--- BEGIN ---

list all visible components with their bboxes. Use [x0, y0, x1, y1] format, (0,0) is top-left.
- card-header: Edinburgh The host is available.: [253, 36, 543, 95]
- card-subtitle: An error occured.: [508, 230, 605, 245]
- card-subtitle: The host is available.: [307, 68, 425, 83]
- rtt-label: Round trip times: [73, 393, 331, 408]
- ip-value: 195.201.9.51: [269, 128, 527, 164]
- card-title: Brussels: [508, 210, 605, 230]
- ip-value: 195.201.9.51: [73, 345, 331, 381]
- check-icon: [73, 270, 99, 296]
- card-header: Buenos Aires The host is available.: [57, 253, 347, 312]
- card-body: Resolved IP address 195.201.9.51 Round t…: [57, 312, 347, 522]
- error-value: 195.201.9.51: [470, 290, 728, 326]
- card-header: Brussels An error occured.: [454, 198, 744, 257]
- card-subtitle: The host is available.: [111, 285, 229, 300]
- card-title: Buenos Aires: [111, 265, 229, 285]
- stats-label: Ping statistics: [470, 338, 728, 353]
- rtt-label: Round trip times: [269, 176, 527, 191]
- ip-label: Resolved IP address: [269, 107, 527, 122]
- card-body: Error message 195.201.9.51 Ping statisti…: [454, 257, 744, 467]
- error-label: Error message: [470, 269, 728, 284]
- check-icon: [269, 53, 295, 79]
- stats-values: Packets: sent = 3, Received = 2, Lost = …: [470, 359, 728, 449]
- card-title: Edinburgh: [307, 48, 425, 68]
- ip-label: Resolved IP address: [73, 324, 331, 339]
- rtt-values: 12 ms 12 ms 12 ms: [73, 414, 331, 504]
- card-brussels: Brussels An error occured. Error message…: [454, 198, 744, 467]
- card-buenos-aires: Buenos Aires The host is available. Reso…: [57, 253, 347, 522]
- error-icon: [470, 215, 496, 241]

--- END ---

Written request: Render every line of the records above as a Markdown table with two columns, "Row" and "Entry", numbering the lines in order and omitting any blank lines.

Result:
| Row | Entry |
|---|---|
| 1 | list all visible components with their bboxes. Use [x0, y0, x1, y1] format, (0,0) is top-left. |
| 2 | - card-header: Edinburgh The host is available.: [253, 36, 543, 95] |
| 3 | - card-subtitle: An error occured.: [508, 230, 605, 245] |
| 4 | - card-subtitle: The host is available.: [307, 68, 425, 83] |
| 5 | - rtt-label: Round trip times: [73, 393, 331, 408] |
| 6 | - ip-value: 195.201.9.51: [269, 128, 527, 164] |
| 7 | - card-title: Brussels: [508, 210, 605, 230] |
| 8 | - ip-value: 195.201.9.51: [73, 345, 331, 381] |
| 9 | - check-icon: [73, 270, 99, 296] |
| 10 | - card-header: Buenos Aires The host is available.: [57, 253, 347, 312] |
| 11 | - card-body: Resolved IP address 195.201.9.51 Round t…: [57, 312, 347, 522] |
| 12 | - error-value: 195.201.9.51: [470, 290, 728, 326] |
| 13 | - card-header: Brussels An error occured.: [454, 198, 744, 257] |
| 14 | - card-subtitle: The host is available.: [111, 285, 229, 300] |
| 15 | - card-title: Buenos Aires: [111, 265, 229, 285] |
| 16 | - stats-label: Ping statistics: [470, 338, 728, 353] |
| 17 | - rtt-label: Round trip times: [269, 176, 527, 191] |
| 18 | - ip-label: Resolved IP address: [269, 107, 527, 122] |
| 19 | - card-body: Error message 195.201.9.51 Ping statisti…: [454, 257, 744, 467] |
| 20 | - error-label: Error message: [470, 269, 728, 284] |
| 21 | - check-icon: [269, 53, 295, 79] |
| 22 | - stats-values: Packets: sent = 3, Received = 2, Lost = …: [470, 359, 728, 449] |
| 23 | - card-title: Edinburgh: [307, 48, 425, 68] |
| 24 | - ip-label: Resolved IP address: [73, 324, 331, 339] |
| 25 | - rtt-values: 12 ms 12 ms 12 ms: [73, 414, 331, 504] |
| 26 | - card-brussels: Brussels An error occured. Error message…: [454, 198, 744, 467] |
| 27 | - card-buenos-aires: Buenos Aires The host is available. Reso…: [57, 253, 347, 522] |
| 28 | - error-icon: [470, 215, 496, 241] |